Dataset items
begin

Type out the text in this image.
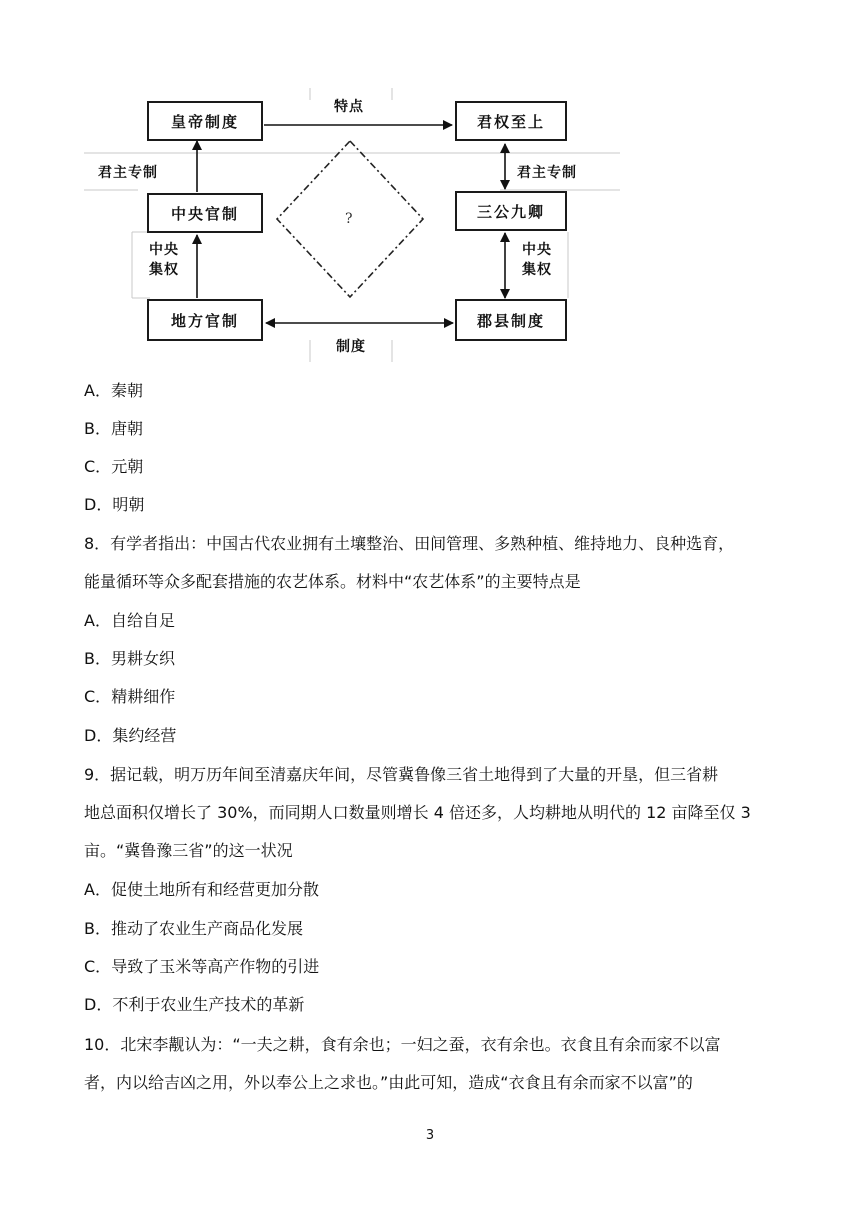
皇帝制度	君权至上
中央官制	三公九卿
地方官制	郡县制度
特点
君主专制	君主专制
中央
集权
中央
集权
制度
?

A．秦朝

B．唐朝

C．元朝

D．明朝

8．有学者指出：中国古代农业拥有土壤整治、田间管理、多熟种植、维持地力、良种选育，

能量循环等众多配套措施的农艺体系。材料中“农艺体系”的主要特点是

A．自给自足

B．男耕女织

C．精耕细作

D．集约经营

9．据记载，明万历年间至清嘉庆年间，尽管冀鲁像三省土地得到了大量的开垦，但三省耕

地总面积仅增长了 30%，而同期人口数量则增长 4 倍还多，人均耕地从明代的 12 亩降至仅 3

亩。“冀鲁豫三省”的这一状况

A．促使土地所有和经营更加分散

B．推动了农业生产商品化发展

C．导致了玉米等高产作物的引进

D．不利于农业生产技术的革新

10．北宋李觏认为：“一夫之耕，食有余也；一妇之蚕，衣有余也。衣食且有余而家不以富

者，内以给吉凶之用，外以奉公上之求也。”由此可知，造成“衣食且有余而家不以富”的

3
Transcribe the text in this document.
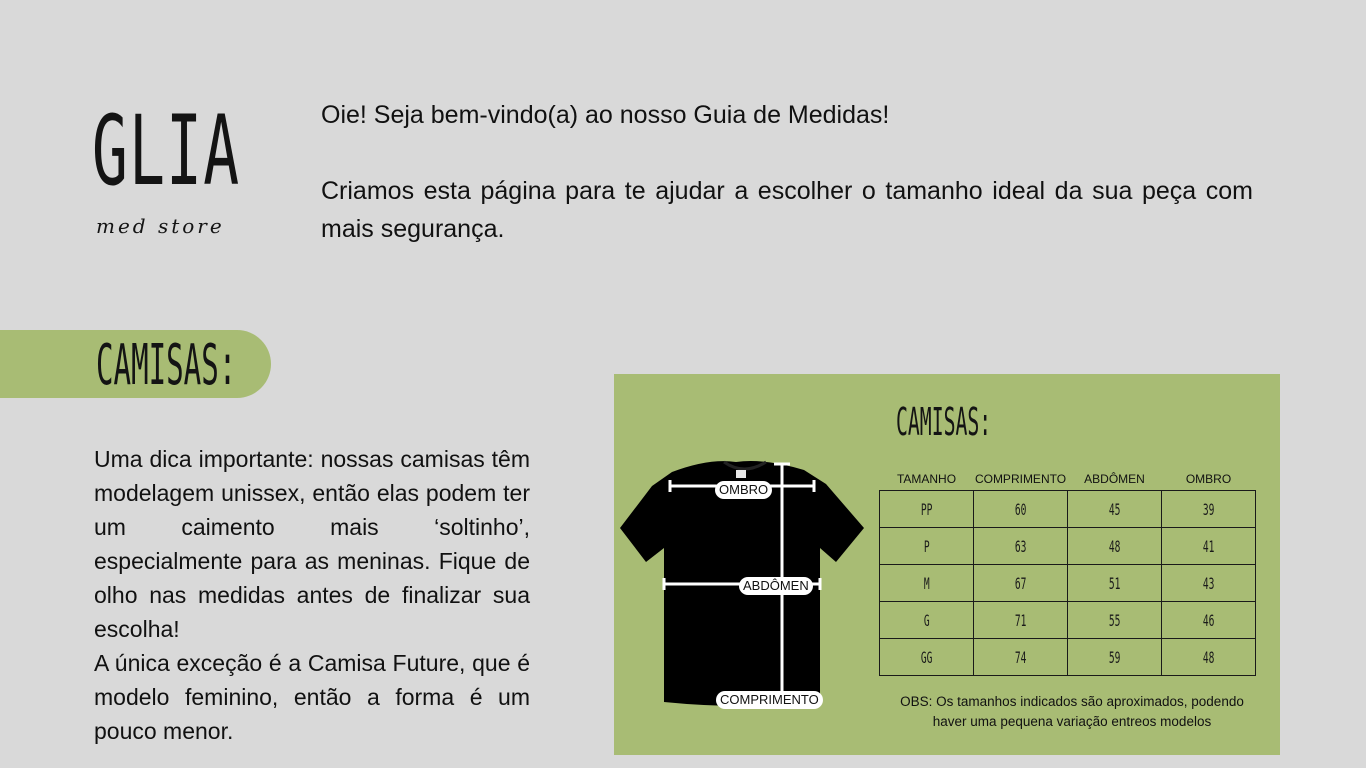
GLIA
med store

Oie! Seja bem-vindo(a) ao nosso Guia de Medidas!

Criamos esta página para te ajudar a escolher o tamanho ideal da sua peça com mais segurança.

CAMISAS:

Uma dica importante: nossas camisas têm modelagem unissex, então elas podem ter um caimento mais ‘soltinho’, especialmente para as meninas. Fique de olho nas medidas antes de finalizar sua escolha!

A única exceção é a Camisa Future, que é modelo feminino, então a forma é um pouco menor.

CAMISAS:
OMBRO
ABDÔMEN
COMPRIMENTO
TAMANHO	COMPRIMENTO	ABDÔMEN	OMBRO
PP	60	45	39
P	63	48	41
M	67	51	43
G	71	55	46
GG	74	59	48
OBS: Os tamanhos indicados são aproximados, podendo haver uma pequena variação entreos modelos
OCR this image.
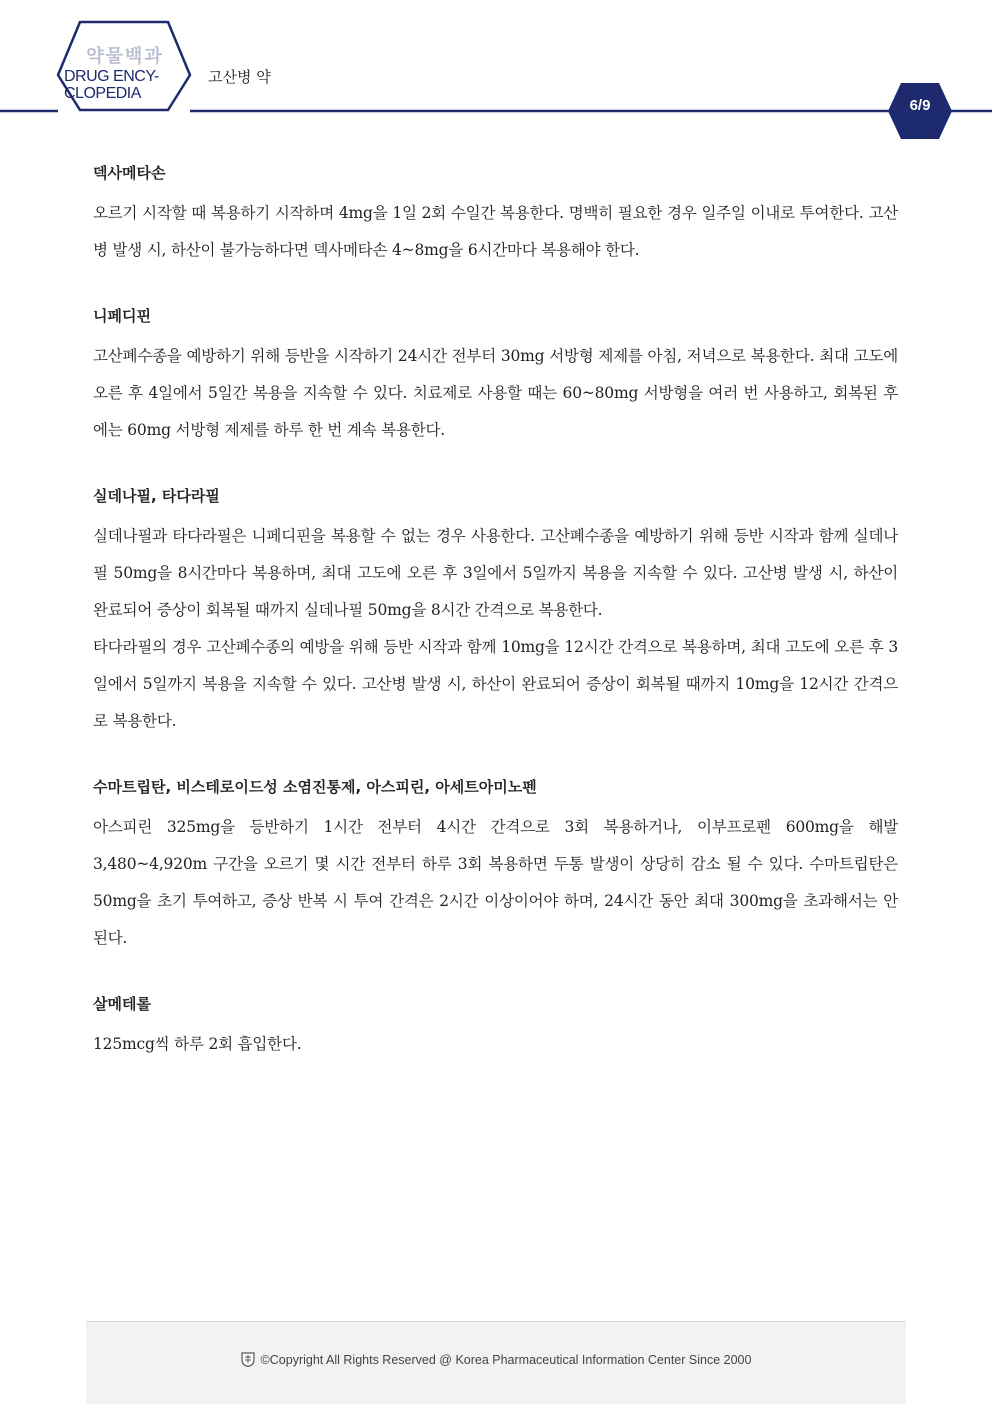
약물백과
DRUG ENCY-
CLOPEDIA
고산병 약
6/9
덱사메타손

오르기 시작할 때 복용하기 시작하며 4mg을 1일 2회 수일간 복용한다. 명백히 필요한 경우 일주일 이내로 투여한다. 고산병 발생 시, 하산이 불가능하다면 덱사메타손 4~8mg을 6시간마다 복용해야 한다.

니페디핀

고산폐수종을 예방하기 위해 등반을 시작하기 24시간 전부터 30mg 서방형 제제를 아침, 저녁으로 복용한다. 최대 고도에 오른 후 4일에서 5일간 복용을 지속할 수 있다. 치료제로 사용할 때는 60~80mg 서방형을 여러 번 사용하고, 회복된 후에는 60mg 서방형 제제를 하루 한 번 계속 복용한다.

실데나필, 타다라필

실데나필과 타다라필은 니페디핀을 복용할 수 없는 경우 사용한다. 고산폐수종을 예방하기 위해 등반 시작과 함께 실데나필 50mg을 8시간마다 복용하며, 최대 고도에 오른 후 3일에서 5일까지 복용을 지속할 수 있다. 고산병 발생 시, 하산이 완료되어 증상이 회복될 때까지 실데나필 50mg을 8시간 간격으로 복용한다.

타다라필의 경우 고산폐수종의 예방을 위해 등반 시작과 함께 10mg을 12시간 간격으로 복용하며, 최대 고도에 오른 후 3일에서 5일까지 복용을 지속할 수 있다. 고산병 발생 시, 하산이 완료되어 증상이 회복될 때까지 10mg을 12시간 간격으로 복용한다.

수마트립탄, 비스테로이드성 소염진통제, 아스피린, 아세트아미노펜

아스피린 325mg을 등반하기 1시간 전부터 4시간 간격으로 3회 복용하거나, 이부프로펜 600mg을 해발 3,480~4,920m 구간을 오르기 몇 시간 전부터 하루 3회 복용하면 두통 발생이 상당히 감소 될 수 있다. 수마트립탄은 50mg을 초기 투여하고, 증상 반복 시 투여 간격은 2시간 이상이어야 하며, 24시간 동안 최대 300mg을 초과해서는 안 된다.

살메테롤

125mcg씩 하루 2회 흡입한다.

©Copyright All Rights Reserved @ Korea Pharmaceutical Information Center Since 2000
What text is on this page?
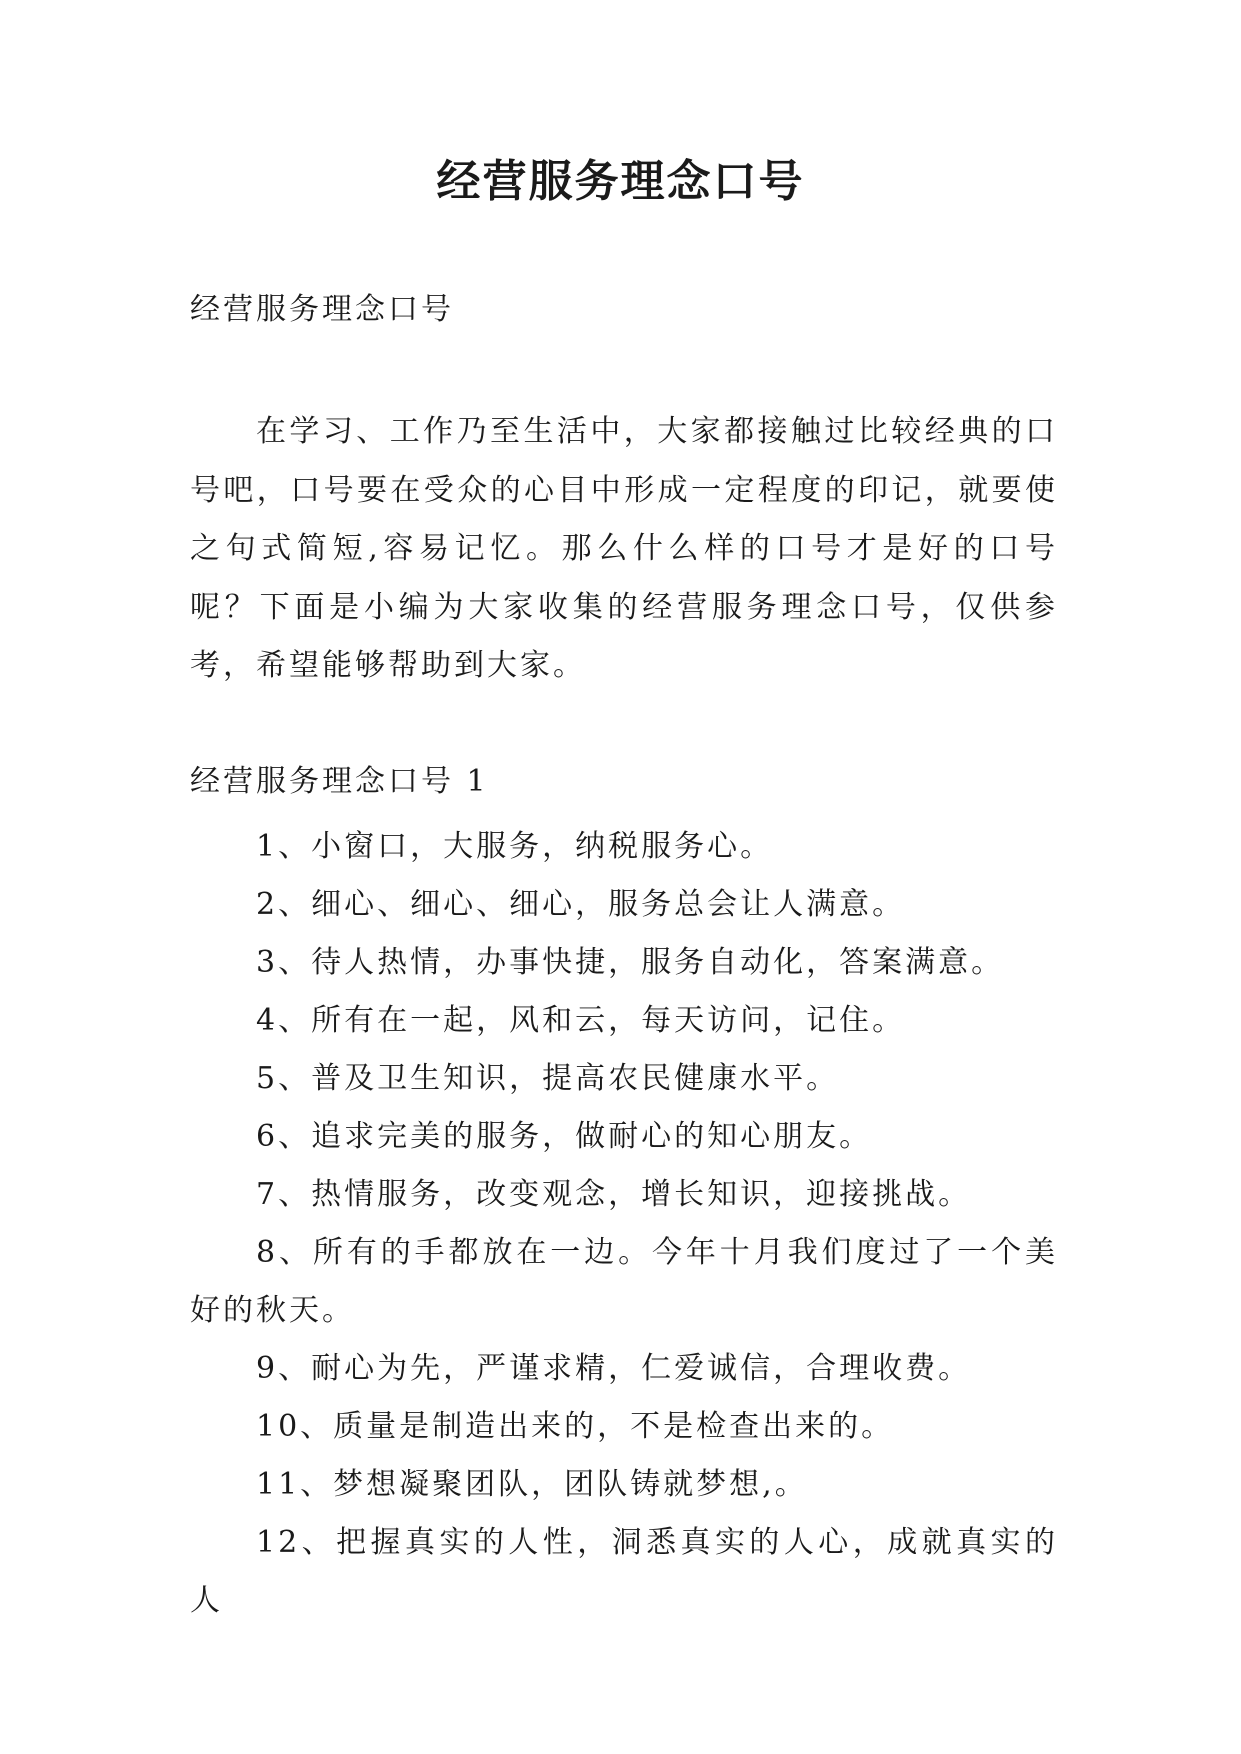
经营服务理念口号
经营服务理念口号

在学习、工作乃至生活中，大家都接触过比较经典的口号吧，口号要在受众的心目中形成一定程度的印记，就要使之句式简短,容易记忆。那么什么样的口号才是好的口号呢？下面是小编为大家收集的经营服务理念口号，仅供参考，希望能够帮助到大家。

经营服务理念口号 1
1、小窗口，大服务，纳税服务心。
2、细心、细心、细心，服务总会让人满意。
3、待人热情，办事快捷，服务自动化，答案满意。
4、所有在一起，风和云，每天访问，记住。
5、普及卫生知识，提高农民健康水平。
6、追求完美的服务，做耐心的知心朋友。
7、热情服务，改变观念，增长知识，迎接挑战。
8、所有的手都放在一边。今年十月我们度过了一个美好的秋天。
9、耐心为先，严谨求精，仁爱诚信，合理收费。
10、质量是制造出来的，不是检查出来的。
11、梦想凝聚团队，团队铸就梦想,。
12、把握真实的人性，洞悉真实的人心，成就真实的人
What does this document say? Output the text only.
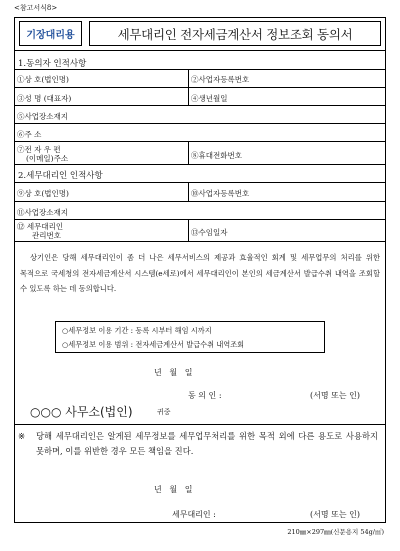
<참고서식8>
기장대리용	세무대리인 전자세금계산서 정보조회 동의서
1.동의자 인적사항
①상 호(법인명)	②사업자등록번호
③성 명 (대표자)	④생년월일
⑤사업장소재지
⑥주 소
⑦전 자 우 편
(이메일)주소	⑧휴대전화번호
2.세무대리인 인적사항
⑨상 호(법인명)	⑩사업자등록번호
⑪사업장소재지
⑫ 세무대리인
관리번호	⑬수임일자
상기인은 당해 세무대리인이 좀 더 나은 세무서비스의 제공과 효율적인 회계 및 세무업무의 처리를 위한 목적으로 국세청의 전자세금계산서 시스템(e세로)에서 세무대리인이 본인의 세금계산서 발급수취 내역을 조회할 수 있도록 하는 데 동의합니다.
○세무정보 이용 기간 : 동록 시부터 해임 시까지
○세무정보 이용 범위 : 전자세금계산서 발급수취 내역조회
년   월   일
동 의 인 :	(서명 또는 인)
○○○ 사무소(법인)	귀중
※ 당해 세무대리인은 알게된 세무정보를 세무업무처리를 위한 목적 외에 다른 용도로 사용하지 못하며, 이를 위반한 경우 모든 책임을 진다.
년   월   일
세무대리인 :	(서명 또는 인)
210㎜×297㎜(신문용지 54g/㎡)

end

### Directions for this task
Reproduce the data above in full, exactly as it is, with the pictures left out.

### Complete output
Type out the text in this image.
皇帝制度	君权至上
中央官制	三公九卿
地方官制	郡县制度
特点
君主专制	君主专制
中央
集权
中央
集权
制度
?

A．秦朝

B．唐朝

C．元朝

D．明朝

8．有学者指出：中国古代农业拥有土壤整治、田间管理、多熟种植、维持地力、良种选育，

能量循环等众多配套措施的农艺体系。材料中“农艺体系”的主要特点是

A．自给自足

B．男耕女织

C．精耕细作

D．集约经营

9．据记载，明万历年间至清嘉庆年间，尽管冀鲁像三省土地得到了大量的开垦，但三省耕

地总面积仅增长了 30%，而同期人口数量则增长 4 倍还多，人均耕地从明代的 12 亩降至仅 3

亩。“冀鲁豫三省”的这一状况

A．促使土地所有和经营更加分散

B．推动了农业生产商品化发展

C．导致了玉米等高产作物的引进

D．不利于农业生产技术的革新

10．北宋李觏认为：“一夫之耕，食有余也；一妇之蚕，衣有余也。衣食且有余而家不以富

者，内以给吉凶之用，外以奉公上之求也。”由此可知，造成“衣食且有余而家不以富”的

3
Transcribe the text in this document.
GLIA
med store

Oie! Seja bem-vindo(a) ao nosso Guia de Medidas!

Criamos esta página para te ajudar a escolher o tamanho ideal da sua peça com mais segurança.

CAMISAS:

Uma dica importante: nossas camisas têm modelagem unissex, então elas podem ter um caimento mais ‘soltinho’, especialmente para as meninas. Fique de olho nas medidas antes de finalizar sua escolha!

A única exceção é a Camisa Future, que é modelo feminino, então a forma é um pouco menor.

CAMISAS:
OMBRO
ABDÔMEN
COMPRIMENTO
TAMANHO	COMPRIMENTO	ABDÔMEN	OMBRO
PP	60	45	39
P	63	48	41
M	67	51	43
G	71	55	46
GG	74	59	48
OBS: Os tamanhos indicados são aproximados, podendo haver uma pequena variação entreos modelos
OCR this image.
약물백과
DRUG ENCY-
CLOPEDIA
고산병 약
6/9
덱사메타손

오르기 시작할 때 복용하기 시작하며 4mg을 1일 2회 수일간 복용한다. 명백히 필요한 경우 일주일 이내로 투여한다. 고산병 발생 시, 하산이 불가능하다면 덱사메타손 4~8mg을 6시간마다 복용해야 한다.

니페디핀

고산폐수종을 예방하기 위해 등반을 시작하기 24시간 전부터 30mg 서방형 제제를 아침, 저녁으로 복용한다. 최대 고도에 오른 후 4일에서 5일간 복용을 지속할 수 있다. 치료제로 사용할 때는 60~80mg 서방형을 여러 번 사용하고, 회복된 후에는 60mg 서방형 제제를 하루 한 번 계속 복용한다.

실데나필, 타다라필

실데나필과 타다라필은 니페디핀을 복용할 수 없는 경우 사용한다. 고산폐수종을 예방하기 위해 등반 시작과 함께 실데나필 50mg을 8시간마다 복용하며, 최대 고도에 오른 후 3일에서 5일까지 복용을 지속할 수 있다. 고산병 발생 시, 하산이 완료되어 증상이 회복될 때까지 실데나필 50mg을 8시간 간격으로 복용한다.

타다라필의 경우 고산폐수종의 예방을 위해 등반 시작과 함께 10mg을 12시간 간격으로 복용하며, 최대 고도에 오른 후 3일에서 5일까지 복용을 지속할 수 있다. 고산병 발생 시, 하산이 완료되어 증상이 회복될 때까지 10mg을 12시간 간격으로 복용한다.

수마트립탄, 비스테로이드성 소염진통제, 아스피린, 아세트아미노펜

아스피린 325mg을 등반하기 1시간 전부터 4시간 간격으로 3회 복용하거나, 이부프로펜 600mg을 해발 3,480~4,920m 구간을 오르기 몇 시간 전부터 하루 3회 복용하면 두통 발생이 상당히 감소 될 수 있다. 수마트립탄은 50mg을 초기 투여하고, 증상 반복 시 투여 간격은 2시간 이상이어야 하며, 24시간 동안 최대 300mg을 초과해서는 안 된다.

살메테롤

125mcg씩 하루 2회 흡입한다.

©Copyright All Rights Reserved @ Korea Pharmaceutical Information Center Since 2000
What text is on this page?
经营服务理念口号
经营服务理念口号

在学习、工作乃至生活中，大家都接触过比较经典的口号吧，口号要在受众的心目中形成一定程度的印记，就要使之句式简短,容易记忆。那么什么样的口号才是好的口号呢？下面是小编为大家收集的经营服务理念口号，仅供参考，希望能够帮助到大家。

经营服务理念口号 1
1、小窗口，大服务，纳税服务心。
2、细心、细心、细心，服务总会让人满意。
3、待人热情，办事快捷，服务自动化，答案满意。
4、所有在一起，风和云，每天访问，记住。
5、普及卫生知识，提高农民健康水平。
6、追求完美的服务，做耐心的知心朋友。
7、热情服务，改变观念，增长知识，迎接挑战。
8、所有的手都放在一边。今年十月我们度过了一个美好的秋天。
9、耐心为先，严谨求精，仁爱诚信，合理收费。
10、质量是制造出来的，不是检查出来的。
11、梦想凝聚团队，团队铸就梦想,。
12、把握真实的人性，洞悉真实的人心，成就真实的人
What does this document say? Output the text only.
<참고서식8>
기장대리용	세무대리인 전자세금계산서 정보조회 동의서
1.동의자 인적사항
①상 호(법인명)	②사업자등록번호
③성 명 (대표자)	④생년월일
⑤사업장소재지
⑥주 소
⑦전 자 우 편
(이메일)주소	⑧휴대전화번호
2.세무대리인 인적사항
⑨상 호(법인명)	⑩사업자등록번호
⑪사업장소재지
⑫ 세무대리인
관리번호	⑬수임일자
상기인은 당해 세무대리인이 좀 더 나은 세무서비스의 제공과 효율적인 회계 및 세무업무의 처리를 위한 목적으로 국세청의 전자세금계산서 시스템(e세로)에서 세무대리인이 본인의 세금계산서 발급수취 내역을 조회할 수 있도록 하는 데 동의합니다.
○세무정보 이용 기간 : 동록 시부터 해임 시까지
○세무정보 이용 범위 : 전자세금계산서 발급수취 내역조회
년   월   일
동 의 인 :	(서명 또는 인)
○○○ 사무소(법인)	귀중
※ 당해 세무대리인은 알게된 세무정보를 세무업무처리를 위한 목적 외에 다른 용도로 사용하지 못하며, 이를 위반한 경우 모든 책임을 진다.
년   월   일
세무대리인 :	(서명 또는 인)
210㎜×297㎜(신문용지 54g/㎡)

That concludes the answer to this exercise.